*Written instruction 1*. According to the film passage, approximately how much did the studio spend to produce the ballet sequence?

*Source extract*.
^^^^^^^^^^^^^^^^
Madge Blake, best known for playing Bruce Wayne's aunt Harriet Cooper on the TV series Batman (1966–1968), has an uncredited part as a customer in the perfume shop in which Lise works. Judy Landon, better known for her appearance in Kelly's next musical Singin' in the Rain (and as the wife of Brian Keith), and Sue Casey appear as dancers in the "Stairway to Paradise" sequence.
Music and dance
- "Embraceable You" – Lise
- "Nice Work If You Can Get It" – Hank
- "By Strauss" – Jerry, Hank, Adam
- "I Got Rhythm" – Jerry
- "Tra-la-la (This Time It's Really Love)" – Jerry, Adam
- "Love Is Here to Stay" – Jerry, Lise
- "I'll Build a Stairway to Paradise" – Hank
- Concerto in F for Piano and Orchestra – Adam, The MGM Symphony Orchestra
- " 'S Wonderful" – Jerry, Hank
- An American in Paris Ballet – Jerry, Lise, Ensemble
The 17 minute ballet sequence, with sets and costumes referencing French painters including Raoul Dufy, Pierre-Auguste Renoir, Maurice Utrillo, Henri Rousseau, and Toulouse-Lautrec, is the climax of the film, and cost the studio approximately $450,000 to produce. Some of the backdrops for this sequence measured 300 feet wide and 40 feet high. Production on the film was halted on September 15, 1950. Minnelli left to direct another film, Father's Little Dividend. Upon completion of that film in late October, he returned to film the ballet sequence.
Bosley Crowther of The New York Times gave a mostly positive review largely on the strength of the closing dance number which he called "one of the finest ever put upon the screen", as well as Leslie Caron's performance, writing that the film "takes on its own glow of magic when Miss Caron is on the screen. When she isn't, it bumps along slowly as a patched-up, conventional music show." Variety called the film "one of the most imaginative musical confections turned out by Hollywood in years ... Kelly is the picture's top star and rates every inch of his billing. His diversified dancing is great as ever and his thesping is standout." Harrison's Reports deemed it "an excellent entertainment, a delight to the eye and ear, presented in a way that will give all types of audiences extreme pleasure". Richard L. Coe of The Washington Post called it "the best musical movie I've ever seen", praising its "spirit of crisp originality and sophistication rarely found in a screen musical". John McCarten of The New Yorker called it "a thoroughly pleasant musical film ... Never too tightly confined by its slender story, 'An American in Paris' skips from love in the moonlight to handsome ballets with the greatest of ease, and Mr. Kelly is always ready, willing, and able to execute a tap dance." The Monthly Film Bulletin called it "merely a good musical, far more attractive than most, but considerably less than the material seemed to promise. This is due in part to unimaginative use of the Paris settings—a very obvious tourist's view—and to the rather curious way in which the story, after building up interest in Jerry's painting and in his one-man show, simply shelves the whole issue."
^^^^^^^^^^^^^^^^
*Written instruction 2*. Update the listing from its first line through the line containing "y-axis-units-label: (×1000 m)" by changing "colorbar-band" to "color-scale-band" and leaving everything else unchanged. Return only those lines.

*Data lines*.
^^^^^^^^^^^^^^^^
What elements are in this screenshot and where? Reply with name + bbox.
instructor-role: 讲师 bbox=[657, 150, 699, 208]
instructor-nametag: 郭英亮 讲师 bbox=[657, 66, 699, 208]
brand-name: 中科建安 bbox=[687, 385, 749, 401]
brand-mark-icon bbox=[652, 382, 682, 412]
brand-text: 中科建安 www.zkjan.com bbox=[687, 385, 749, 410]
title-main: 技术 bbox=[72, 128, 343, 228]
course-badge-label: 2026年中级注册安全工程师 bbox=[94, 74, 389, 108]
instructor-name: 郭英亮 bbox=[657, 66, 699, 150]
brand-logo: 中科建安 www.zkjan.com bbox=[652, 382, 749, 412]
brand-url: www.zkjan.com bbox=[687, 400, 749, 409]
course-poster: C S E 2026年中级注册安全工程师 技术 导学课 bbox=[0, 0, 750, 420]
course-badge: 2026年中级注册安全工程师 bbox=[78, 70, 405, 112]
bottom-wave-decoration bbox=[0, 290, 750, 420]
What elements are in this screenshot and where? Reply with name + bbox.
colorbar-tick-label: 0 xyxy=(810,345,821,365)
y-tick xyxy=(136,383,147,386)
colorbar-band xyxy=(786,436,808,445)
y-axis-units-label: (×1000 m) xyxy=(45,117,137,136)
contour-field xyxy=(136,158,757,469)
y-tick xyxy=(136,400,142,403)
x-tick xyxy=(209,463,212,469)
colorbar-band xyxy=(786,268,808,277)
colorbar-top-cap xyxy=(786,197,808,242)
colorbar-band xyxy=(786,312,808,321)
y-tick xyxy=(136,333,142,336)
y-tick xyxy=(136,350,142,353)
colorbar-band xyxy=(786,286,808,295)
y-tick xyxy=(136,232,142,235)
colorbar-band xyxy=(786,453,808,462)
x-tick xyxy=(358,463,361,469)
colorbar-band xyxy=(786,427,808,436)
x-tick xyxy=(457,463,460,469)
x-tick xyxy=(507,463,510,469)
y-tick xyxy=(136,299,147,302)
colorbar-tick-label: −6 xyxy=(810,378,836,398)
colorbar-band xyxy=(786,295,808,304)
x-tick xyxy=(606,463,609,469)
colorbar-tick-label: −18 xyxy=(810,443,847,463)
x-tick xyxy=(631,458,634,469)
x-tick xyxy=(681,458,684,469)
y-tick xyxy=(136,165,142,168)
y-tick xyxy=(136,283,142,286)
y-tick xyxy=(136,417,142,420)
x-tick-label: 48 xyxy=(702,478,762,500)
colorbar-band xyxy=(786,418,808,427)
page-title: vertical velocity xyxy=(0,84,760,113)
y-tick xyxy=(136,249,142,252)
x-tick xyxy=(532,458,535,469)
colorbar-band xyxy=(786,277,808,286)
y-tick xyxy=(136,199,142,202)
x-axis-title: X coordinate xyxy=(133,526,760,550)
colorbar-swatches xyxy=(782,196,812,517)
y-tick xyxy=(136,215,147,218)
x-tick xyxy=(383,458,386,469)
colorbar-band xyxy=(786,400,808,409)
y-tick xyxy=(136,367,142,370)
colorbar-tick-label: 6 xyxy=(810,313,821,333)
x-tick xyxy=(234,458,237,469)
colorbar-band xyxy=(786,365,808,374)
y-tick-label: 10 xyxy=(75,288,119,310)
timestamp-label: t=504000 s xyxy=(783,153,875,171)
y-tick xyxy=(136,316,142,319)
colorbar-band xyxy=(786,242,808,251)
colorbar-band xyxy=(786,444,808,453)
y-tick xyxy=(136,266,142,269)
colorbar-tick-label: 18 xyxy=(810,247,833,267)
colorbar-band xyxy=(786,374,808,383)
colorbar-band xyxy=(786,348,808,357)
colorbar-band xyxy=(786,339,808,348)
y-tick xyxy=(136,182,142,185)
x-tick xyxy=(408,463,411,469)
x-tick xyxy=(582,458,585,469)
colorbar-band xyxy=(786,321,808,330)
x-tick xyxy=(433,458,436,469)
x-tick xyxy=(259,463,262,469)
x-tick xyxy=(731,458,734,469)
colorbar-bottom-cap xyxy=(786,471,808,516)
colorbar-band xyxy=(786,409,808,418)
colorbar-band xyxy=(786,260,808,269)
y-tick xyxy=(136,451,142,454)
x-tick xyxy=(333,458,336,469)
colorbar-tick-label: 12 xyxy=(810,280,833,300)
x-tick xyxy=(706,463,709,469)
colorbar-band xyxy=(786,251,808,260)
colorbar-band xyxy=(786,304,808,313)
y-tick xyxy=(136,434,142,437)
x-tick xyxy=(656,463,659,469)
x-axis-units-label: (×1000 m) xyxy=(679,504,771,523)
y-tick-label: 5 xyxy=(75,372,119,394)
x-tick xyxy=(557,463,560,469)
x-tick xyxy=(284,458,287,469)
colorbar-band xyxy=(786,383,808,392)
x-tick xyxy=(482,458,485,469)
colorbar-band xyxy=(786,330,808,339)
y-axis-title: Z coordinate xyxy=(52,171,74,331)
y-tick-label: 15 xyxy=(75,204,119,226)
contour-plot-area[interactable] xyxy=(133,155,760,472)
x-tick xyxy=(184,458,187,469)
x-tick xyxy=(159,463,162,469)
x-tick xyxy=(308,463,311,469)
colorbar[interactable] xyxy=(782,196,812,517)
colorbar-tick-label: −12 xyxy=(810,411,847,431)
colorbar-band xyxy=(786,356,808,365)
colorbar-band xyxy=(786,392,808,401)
^^^^^^^^^^^^^^^^
*Finished answer 1*. Approximately $450,000.

*Finished answer 2*.
What elements are in this screenshot and where? Reply with name + bbox.
instructor-role: 讲师 bbox=[657, 150, 699, 208]
instructor-nametag: 郭英亮 讲师 bbox=[657, 66, 699, 208]
brand-name: 中科建安 bbox=[687, 385, 749, 401]
brand-mark-icon bbox=[652, 382, 682, 412]
brand-text: 中科建安 www.zkjan.com bbox=[687, 385, 749, 410]
title-main: 技术 bbox=[72, 128, 343, 228]
course-badge-label: 2026年中级注册安全工程师 bbox=[94, 74, 389, 108]
instructor-name: 郭英亮 bbox=[657, 66, 699, 150]
brand-logo: 中科建安 www.zkjan.com bbox=[652, 382, 749, 412]
brand-url: www.zkjan.com bbox=[687, 400, 749, 409]
course-poster: C S E 2026年中级注册安全工程师 技术 导学课 bbox=[0, 0, 750, 420]
course-badge: 2026年中级注册安全工程师 bbox=[78, 70, 405, 112]
bottom-wave-decoration bbox=[0, 290, 750, 420]
What elements are in this screenshot and where? Reply with name + bbox.
colorbar-tick-label: 0 xyxy=(810,345,821,365)
y-tick xyxy=(136,383,147,386)
color-scale-band xyxy=(786,436,808,445)
y-axis-units-label: (×1000 m) xyxy=(45,117,137,136)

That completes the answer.